Copy, in full, each line of the material that holds the word "правовыми".

━━━━━ Data for processing

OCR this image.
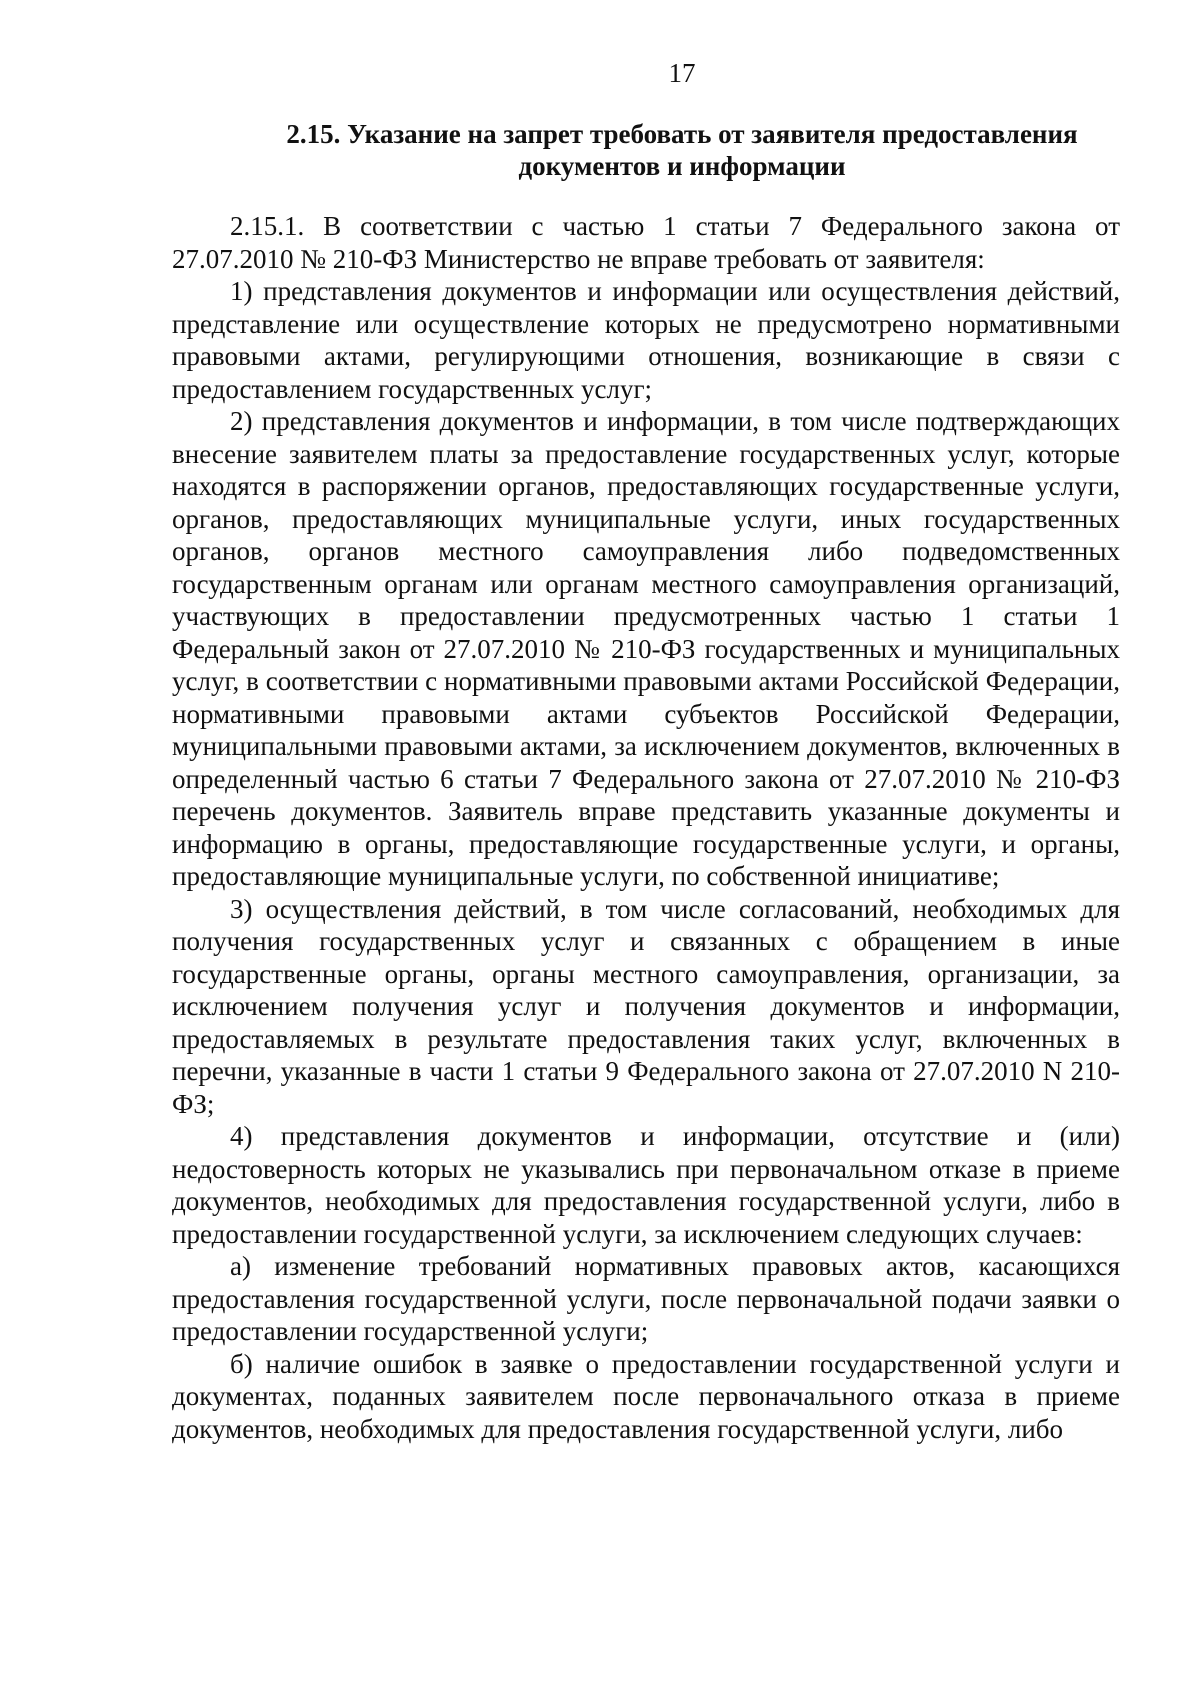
17
2.15. Указание на запрет требовать от заявителя предоставления
документов и информации

2.15.1. В соответствии с частью 1 статьи 7 Федерального закона от 27.07.2010 № 210-ФЗ Министерство не вправе требовать от заявителя:

1) представления документов и информации или осуществления действий, представление или осуществление которых не предусмотрено нормативными правовыми актами, регулирующими отношения, возникающие в связи с предоставлением государственных услуг;

2) представления документов и информации, в том числе подтверждающих внесение заявителем платы за предоставление государственных услуг, которые находятся в распоряжении органов, предоставляющих государственные услуги, органов, предоставляющих муниципальные услуги, иных государственных органов, органов местного самоуправления либо подведомственных государственным органам или органам местного самоуправления организаций, участвующих в предоставлении предусмотренных частью 1 статьи 1 Федеральный закон от 27.07.2010 № 210-ФЗ государственных и муниципальных услуг, в соответствии с нормативными правовыми актами Российской Федерации, нормативными правовыми актами субъектов Российской Федерации, муниципальными правовыми актами, за исключением документов, включенных в определенный частью 6 статьи 7 Федерального закона от 27.07.2010 № 210-ФЗ перечень документов. Заявитель вправе представить указанные документы и информацию в органы, предоставляющие государственные услуги, и органы, предоставляющие муниципальные услуги, по собственной инициативе;

3) осуществления действий, в том числе согласований, необходимых для получения государственных услуг и связанных с обращением в иные государственные органы, органы местного самоуправления, организации, за исключением получения услуг и получения документов и информации, предоставляемых в результате предоставления таких услуг, включенных в перечни, указанные в части 1 статьи 9 Федерального закона от 27.07.2010 N 210-ФЗ;

4) представления документов и информации, отсутствие и (или) недостоверность которых не указывались при первоначальном отказе в приеме документов, необходимых для предоставления государственной услуги, либо в предоставлении государственной услуги, за исключением следующих случаев:

а) изменение требований нормативных правовых актов, касающихся предоставления государственной услуги, после первоначальной подачи заявки о предоставлении государственной услуги;

б) наличие ошибок в заявке о предоставлении государственной услуги и документах, поданных заявителем после первоначального отказа в приеме документов, необходимых для предоставления государственной услуги, либо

━━━━━━━━━━

#### Full solution
1) представления документов и информации или осуществления действий, представление или осуществление которых не предусмотрено нормативными правовыми актами, регулирующими отношения, возникающие в связи с предоставлением государственных услуг;
2) представления документов и информации, в том числе подтверждающих внесение заявителем платы за предоставление государственных услуг, которые находятся в распоряжении органов, предоставляющих государственные услуги, органов, предоставляющих муниципальные услуги, иных государственных органов, органов местного самоуправления либо подведомственных государственным органам или органам местного самоуправления организаций, участвующих в предоставлении предусмотренных частью 1 статьи 1 Федеральный закон от 27.07.2010 № 210-ФЗ государственных и муниципальных услуг, в соответствии с нормативными правовыми актами Российской Федерации, нормативными правовыми актами субъектов Российской Федерации, муниципальными правовыми актами, за исключением документов, включенных в определенный частью 6 статьи 7 Федерального закона от 27.07.2010 № 210-ФЗ перечень документов. Заявитель вправе представить указанные документы и информацию в органы, предоставляющие государственные услуги, и органы, предоставляющие муниципальные услуги, по собственной инициативе;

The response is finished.